Saved entries:
'''

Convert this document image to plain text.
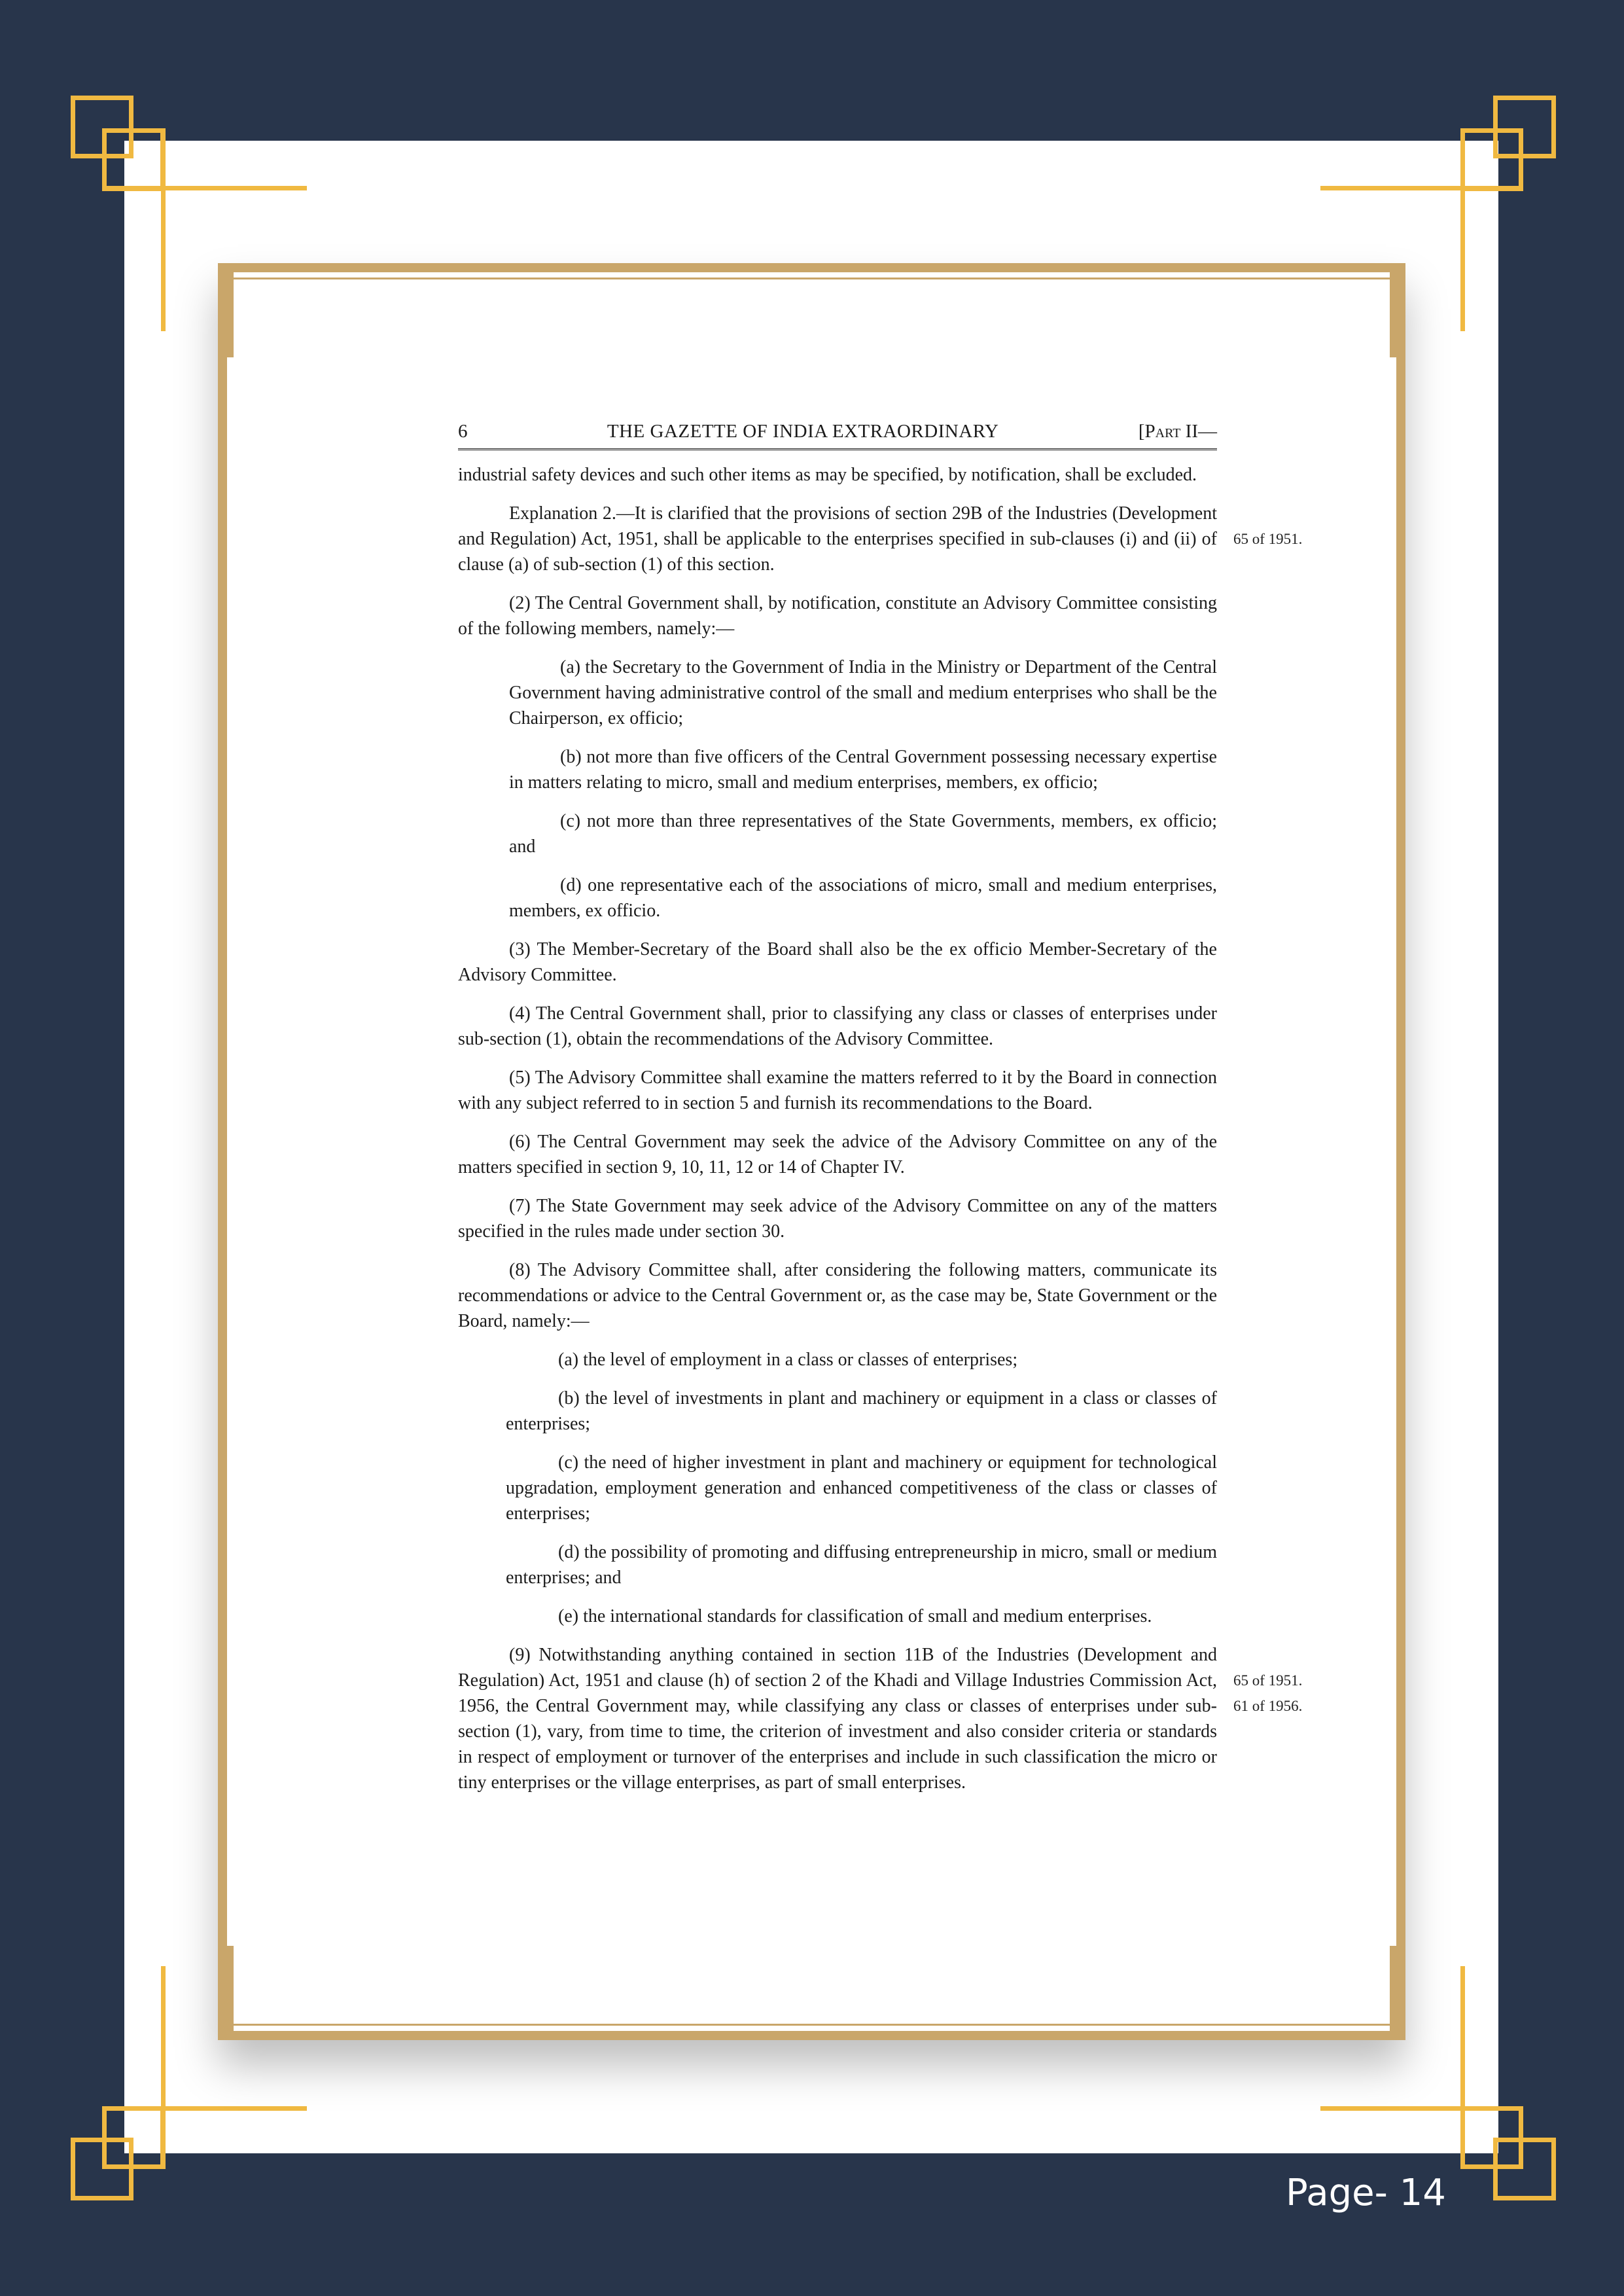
6	THE GAZETTE OF INDIA EXTRAORDINARY	[Part II—

industrial safety devices and such other items as may be specified, by notification, shall be excluded.

Explanation 2.—It is clarified that the provisions of section 29B of the Industries (Development and Regulation) Act, 1951, shall be applicable to the enterprises specified in sub-clauses (i) and (ii) of clause (a) of sub-section (1) of this section.

65 of 1951.

(2) The Central Government shall, by notification, constitute an Advisory Committee consisting of the following members, namely:—

(a) the Secretary to the Government of India in the Ministry or Department of the Central Government having administrative control of the small and medium enterprises who shall be the Chairperson, ex officio;

(b) not more than five officers of the Central Government possessing necessary expertise in matters relating to micro, small and medium enterprises, members, ex officio;

(c) not more than three representatives of the State Governments, members, ex officio; and

(d) one representative each of the associations of micro, small and medium enterprises, members, ex officio.

(3) The Member-Secretary of the Board shall also be the ex officio Member-Secretary of the Advisory Committee.

(4) The Central Government shall, prior to classifying any class or classes of enterprises under sub-section (1), obtain the recommendations of the Advisory Committee.

(5) The Advisory Committee shall examine the matters referred to it by the Board in connection with any subject referred to in section 5 and furnish its recommendations to the Board.

(6) The Central Government may seek the advice of the Advisory Committee on any of the matters specified in section 9, 10, 11, 12 or 14 of Chapter IV.

(7) The State Government may seek advice of the Advisory Committee on any of the matters specified in the rules made under section 30.

(8) The Advisory Committee shall, after considering the following matters, communicate its recommendations or advice to the Central Government or, as the case may be, State Government or the Board, namely:—

(a) the level of employment in a class or classes of enterprises;

(b) the level of investments in plant and machinery or equipment in a class or classes of enterprises;

(c) the need of higher investment in plant and machinery or equipment for technological upgradation, employment generation and enhanced competitiveness of the class or classes of enterprises;

(d) the possibility of promoting and diffusing entrepreneurship in micro, small or medium enterprises; and

(e) the international standards for classification of small and medium enterprises.

(9) Notwithstanding anything contained in section 11B of the Industries (Development and Regulation) Act, 1951 and clause (h) of section 2 of the Khadi and Village Industries Commission Act, 1956, the Central Government may, while classifying any class or classes of enterprises under sub-section (1), vary, from time to time, the criterion of investment and also consider criteria or standards in respect of employment or turnover of the enterprises and include in such classification the micro or tiny enterprises or the village enterprises, as part of small enterprises.

65 of 1951.
61 of 1956.
Page- 14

'''

*What is needed:*
Write out the records above exactly as they appear, leaving out any pictures.

*Finished exercise:*
Convert this document image to plain text.
6	THE GAZETTE OF INDIA EXTRAORDINARY	[Part II—

industrial safety devices and such other items as may be specified, by notification, shall be excluded.

Explanation 2.—It is clarified that the provisions of section 29B of the Industries (Development and Regulation) Act, 1951, shall be applicable to the enterprises specified in sub-clauses (i) and (ii) of clause (a) of sub-section (1) of this section.

65 of 1951.

(2) The Central Government shall, by notification, constitute an Advisory Committee consisting of the following members, namely:—

(a) the Secretary to the Government of India in the Ministry or Department of the Central Government having administrative control of the small and medium enterprises who shall be the Chairperson, ex officio;

(b) not more than five officers of the Central Government possessing necessary expertise in matters relating to micro, small and medium enterprises, members, ex officio;

(c) not more than three representatives of the State Governments, members, ex officio; and

(d) one representative each of the associations of micro, small and medium enterprises, members, ex officio.

(3) The Member-Secretary of the Board shall also be the ex officio Member-Secretary of the Advisory Committee.

(4) The Central Government shall, prior to classifying any class or classes of enterprises under sub-section (1), obtain the recommendations of the Advisory Committee.

(5) The Advisory Committee shall examine the matters referred to it by the Board in connection with any subject referred to in section 5 and furnish its recommendations to the Board.

(6) The Central Government may seek the advice of the Advisory Committee on any of the matters specified in section 9, 10, 11, 12 or 14 of Chapter IV.

(7) The State Government may seek advice of the Advisory Committee on any of the matters specified in the rules made under section 30.

(8) The Advisory Committee shall, after considering the following matters, communicate its recommendations or advice to the Central Government or, as the case may be, State Government or the Board, namely:—

(a) the level of employment in a class or classes of enterprises;

(b) the level of investments in plant and machinery or equipment in a class or classes of enterprises;

(c) the need of higher investment in plant and machinery or equipment for technological upgradation, employment generation and enhanced competitiveness of the class or classes of enterprises;

(d) the possibility of promoting and diffusing entrepreneurship in micro, small or medium enterprises; and

(e) the international standards for classification of small and medium enterprises.

(9) Notwithstanding anything contained in section 11B of the Industries (Development and Regulation) Act, 1951 and clause (h) of section 2 of the Khadi and Village Industries Commission Act, 1956, the Central Government may, while classifying any class or classes of enterprises under sub-section (1), vary, from time to time, the criterion of investment and also consider criteria or standards in respect of employment or turnover of the enterprises and include in such classification the micro or tiny enterprises or the village enterprises, as part of small enterprises.

65 of 1951.
61 of 1956.
Page- 14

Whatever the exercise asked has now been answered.